*Written task:* Return the records word for word. Any pictures in them are not part of the copy.

[start Data shown]

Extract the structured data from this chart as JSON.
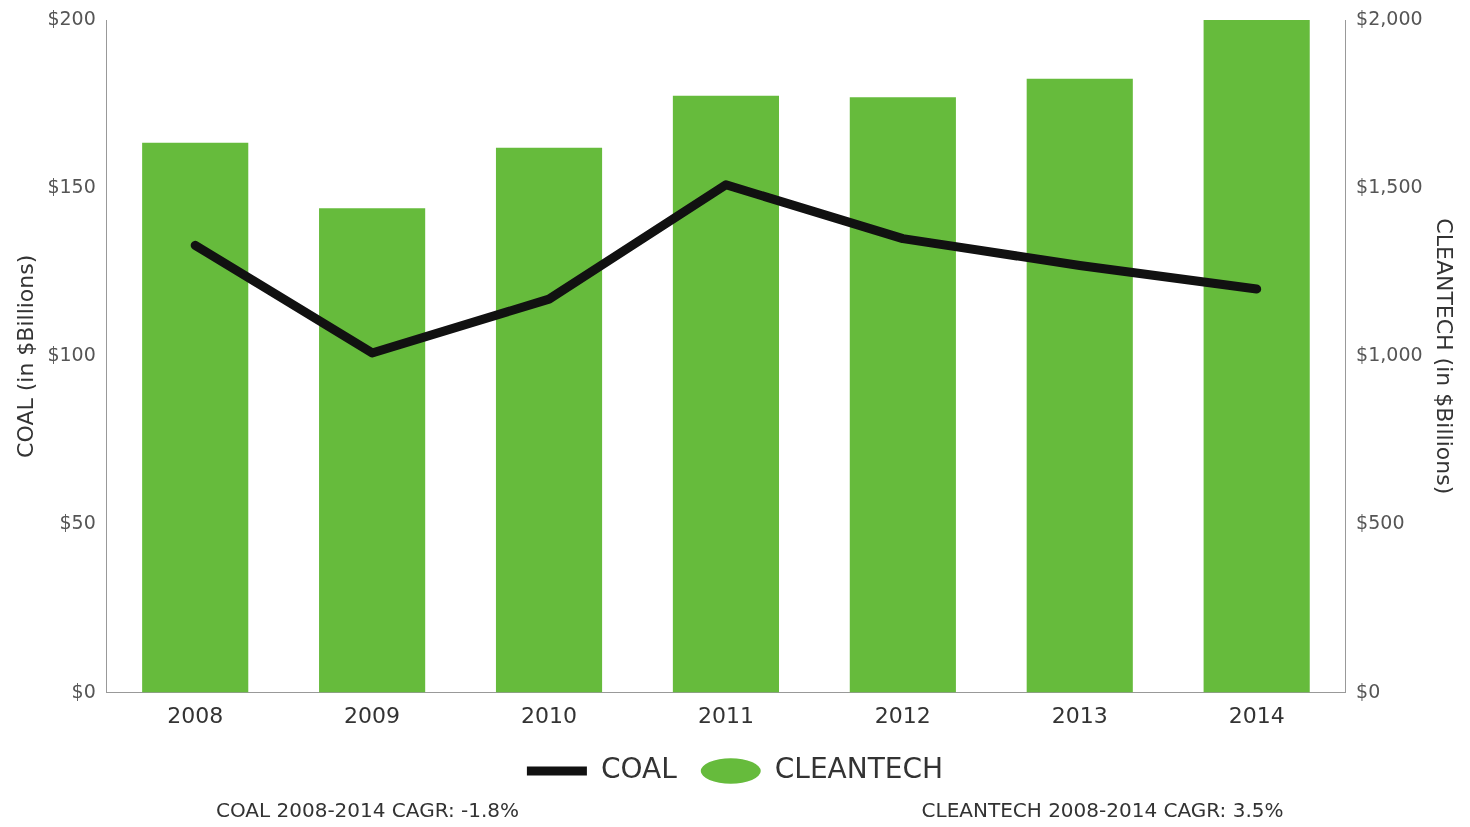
{
  "chart_data": {
    "type": "bar",
    "categories": [
      "2008",
      "2009",
      "2010",
      "2011",
      "2012",
      "2013",
      "2014"
    ],
    "ylabel": "COAL (in $Billions)",
    "y2label": "CLEANTECH (in $Billions)",
    "ylim": [
      0,
      200
    ],
    "yticks": [
      {
        "value": 0,
        "label": "$0"
      },
      {
        "value": 50,
        "label": "$50"
      },
      {
        "value": 100,
        "label": "$100"
      },
      {
        "value": 150,
        "label": "$150"
      },
      {
        "value": 200,
        "label": "$200"
      }
    ],
    "y2lim": [
      0,
      2000
    ],
    "y2ticks": [
      {
        "value": 0,
        "label": "$0"
      },
      {
        "value": 500,
        "label": "$500"
      },
      {
        "value": 1000,
        "label": "$1,000"
      },
      {
        "value": 1500,
        "label": "$1,500"
      },
      {
        "value": 2000,
        "label": "$2,000"
      }
    ],
    "series": [
      {
        "name": "COAL",
        "type": "line",
        "color": "#111111",
        "values": [
          133,
          101,
          117,
          151,
          135,
          127,
          120
        ]
      },
      {
        "name": "CLEANTECH",
        "axis": "y2",
        "color": "#66bb3c",
        "values": [
          1635,
          1440,
          1620,
          1775,
          1770,
          1825,
          2000
        ]
      }
    ],
    "legend": "bottom",
    "grid": false,
    "annotations": [
      "COAL 2008-2014 CAGR: -1.8%",
      "CLEANTECH 2008-2014 CAGR: 3.5%"
    ]
  }
}
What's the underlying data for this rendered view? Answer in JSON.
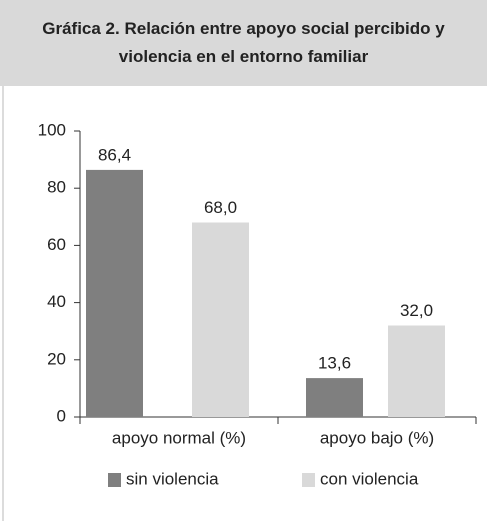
{
  "chart_data": {
    "type": "bar",
    "title": "Gráfica 2. Relación entre apoyo social percibido y violencia en el entorno familiar",
    "categories": [
      "apoyo normal (%)",
      "apoyo bajo (%)"
    ],
    "series": [
      {
        "name": "sin violencia",
        "color": "#7f7f7f",
        "values": [
          86.4,
          13.6
        ],
        "value_labels": [
          "86,4",
          "13,6"
        ]
      },
      {
        "name": "con violencia",
        "color": "#d9d9d9",
        "values": [
          68.0,
          32.0
        ],
        "value_labels": [
          "68,0",
          "32,0"
        ]
      }
    ],
    "ylim": [
      0,
      100
    ],
    "yticks": [
      0,
      20,
      40,
      60,
      80,
      100
    ],
    "legend": "bottom"
  }
}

[end Data shown]

*The answer:*
Extract the structured data from this chart as JSON.
{
  "chart_data": {
    "type": "bar",
    "categories": [
      "2008",
      "2009",
      "2010",
      "2011",
      "2012",
      "2013",
      "2014"
    ],
    "ylabel": "COAL (in $Billions)",
    "y2label": "CLEANTECH (in $Billions)",
    "ylim": [
      0,
      200
    ],
    "yticks": [
      {
        "value": 0,
        "label": "$0"
      },
      {
        "value": 50,
        "label": "$50"
      },
      {
        "value": 100,
        "label": "$100"
      },
      {
        "value": 150,
        "label": "$150"
      },
      {
        "value": 200,
        "label": "$200"
      }
    ],
    "y2lim": [
      0,
      2000
    ],
    "y2ticks": [
      {
        "value": 0,
        "label": "$0"
      },
      {
        "value": 500,
        "label": "$500"
      },
      {
        "value": 1000,
        "label": "$1,000"
      },
      {
        "value": 1500,
        "label": "$1,500"
      },
      {
        "value": 2000,
        "label": "$2,000"
      }
    ],
    "series": [
      {
        "name": "COAL",
        "type": "line",
        "color": "#111111",
        "values": [
          133,
          101,
          117,
          151,
          135,
          127,
          120
        ]
      },
      {
        "name": "CLEANTECH",
        "axis": "y2",
        "color": "#66bb3c",
        "values": [
          1635,
          1440,
          1620,
          1775,
          1770,
          1825,
          2000
        ]
      }
    ],
    "legend": "bottom",
    "grid": false,
    "annotations": [
      "COAL 2008-2014 CAGR: -1.8%",
      "CLEANTECH 2008-2014 CAGR: 3.5%"
    ]
  }
}
What's the underlying data for this rendered view? Answer in JSON.
{
  "chart_data": {
    "type": "bar",
    "title": "Gráfica 2. Relación entre apoyo social percibido y violencia en el entorno familiar",
    "categories": [
      "apoyo normal (%)",
      "apoyo bajo (%)"
    ],
    "series": [
      {
        "name": "sin violencia",
        "color": "#7f7f7f",
        "values": [
          86.4,
          13.6
        ],
        "value_labels": [
          "86,4",
          "13,6"
        ]
      },
      {
        "name": "con violencia",
        "color": "#d9d9d9",
        "values": [
          68.0,
          32.0
        ],
        "value_labels": [
          "68,0",
          "32,0"
        ]
      }
    ],
    "ylim": [
      0,
      100
    ],
    "yticks": [
      0,
      20,
      40,
      60,
      80,
      100
    ],
    "legend": "bottom"
  }
}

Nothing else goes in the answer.